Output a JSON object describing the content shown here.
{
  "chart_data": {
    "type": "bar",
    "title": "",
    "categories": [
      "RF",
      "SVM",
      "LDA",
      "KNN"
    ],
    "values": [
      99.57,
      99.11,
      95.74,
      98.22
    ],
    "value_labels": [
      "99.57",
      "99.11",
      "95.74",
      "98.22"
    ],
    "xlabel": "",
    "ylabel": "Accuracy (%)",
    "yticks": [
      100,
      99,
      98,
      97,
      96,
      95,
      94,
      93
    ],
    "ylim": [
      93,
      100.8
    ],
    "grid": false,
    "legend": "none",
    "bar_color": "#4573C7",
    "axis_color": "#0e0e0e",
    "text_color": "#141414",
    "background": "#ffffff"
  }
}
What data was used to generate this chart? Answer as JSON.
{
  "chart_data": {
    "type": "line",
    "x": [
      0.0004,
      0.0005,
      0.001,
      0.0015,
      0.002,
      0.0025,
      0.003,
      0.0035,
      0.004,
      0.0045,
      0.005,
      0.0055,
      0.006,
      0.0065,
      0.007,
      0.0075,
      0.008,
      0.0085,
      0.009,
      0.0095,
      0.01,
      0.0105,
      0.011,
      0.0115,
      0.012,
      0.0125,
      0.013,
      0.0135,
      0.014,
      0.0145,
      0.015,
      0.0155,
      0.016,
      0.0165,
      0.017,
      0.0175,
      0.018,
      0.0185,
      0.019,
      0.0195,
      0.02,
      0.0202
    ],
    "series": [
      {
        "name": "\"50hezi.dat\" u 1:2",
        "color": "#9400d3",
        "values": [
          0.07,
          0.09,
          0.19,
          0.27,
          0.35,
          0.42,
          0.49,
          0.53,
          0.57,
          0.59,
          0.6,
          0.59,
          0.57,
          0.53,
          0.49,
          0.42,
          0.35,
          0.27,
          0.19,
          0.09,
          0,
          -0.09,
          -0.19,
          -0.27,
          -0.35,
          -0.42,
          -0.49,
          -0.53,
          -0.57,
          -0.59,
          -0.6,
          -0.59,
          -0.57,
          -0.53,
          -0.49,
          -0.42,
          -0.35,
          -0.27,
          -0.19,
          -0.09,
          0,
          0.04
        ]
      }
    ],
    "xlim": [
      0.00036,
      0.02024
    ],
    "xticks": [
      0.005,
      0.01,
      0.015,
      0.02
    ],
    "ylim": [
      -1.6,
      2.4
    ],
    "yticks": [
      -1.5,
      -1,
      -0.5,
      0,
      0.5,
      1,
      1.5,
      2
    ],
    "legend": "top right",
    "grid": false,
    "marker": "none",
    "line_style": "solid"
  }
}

++++++

▶ AIM OF THE TASK
Write out the records above again, keeping each one identical to the original.

▶ EXERCISE ANSWER
Output a JSON object describing the content shown here.
{
  "chart_data": {
    "type": "bar",
    "title": "",
    "categories": [
      "RF",
      "SVM",
      "LDA",
      "KNN"
    ],
    "values": [
      99.57,
      99.11,
      95.74,
      98.22
    ],
    "value_labels": [
      "99.57",
      "99.11",
      "95.74",
      "98.22"
    ],
    "xlabel": "",
    "ylabel": "Accuracy (%)",
    "yticks": [
      100,
      99,
      98,
      97,
      96,
      95,
      94,
      93
    ],
    "ylim": [
      93,
      100.8
    ],
    "grid": false,
    "legend": "none",
    "bar_color": "#4573C7",
    "axis_color": "#0e0e0e",
    "text_color": "#141414",
    "background": "#ffffff"
  }
}
What data was used to generate this chart? Answer as JSON.
{
  "chart_data": {
    "type": "line",
    "x": [
      0.0004,
      0.0005,
      0.001,
      0.0015,
      0.002,
      0.0025,
      0.003,
      0.0035,
      0.004,
      0.0045,
      0.005,
      0.0055,
      0.006,
      0.0065,
      0.007,
      0.0075,
      0.008,
      0.0085,
      0.009,
      0.0095,
      0.01,
      0.0105,
      0.011,
      0.0115,
      0.012,
      0.0125,
      0.013,
      0.0135,
      0.014,
      0.0145,
      0.015,
      0.0155,
      0.016,
      0.0165,
      0.017,
      0.0175,
      0.018,
      0.0185,
      0.019,
      0.0195,
      0.02,
      0.0202
    ],
    "series": [
      {
        "name": "\"50hezi.dat\" u 1:2",
        "color": "#9400d3",
        "values": [
          0.07,
          0.09,
          0.19,
          0.27,
          0.35,
          0.42,
          0.49,
          0.53,
          0.57,
          0.59,
          0.6,
          0.59,
          0.57,
          0.53,
          0.49,
          0.42,
          0.35,
          0.27,
          0.19,
          0.09,
          0,
          -0.09,
          -0.19,
          -0.27,
          -0.35,
          -0.42,
          -0.49,
          -0.53,
          -0.57,
          -0.59,
          -0.6,
          -0.59,
          -0.57,
          -0.53,
          -0.49,
          -0.42,
          -0.35,
          -0.27,
          -0.19,
          -0.09,
          0,
          0.04
        ]
      }
    ],
    "xlim": [
      0.00036,
      0.02024
    ],
    "xticks": [
      0.005,
      0.01,
      0.015,
      0.02
    ],
    "ylim": [
      -1.6,
      2.4
    ],
    "yticks": [
      -1.5,
      -1,
      -0.5,
      0,
      0.5,
      1,
      1.5,
      2
    ],
    "legend": "top right",
    "grid": false,
    "marker": "none",
    "line_style": "solid"
  }
}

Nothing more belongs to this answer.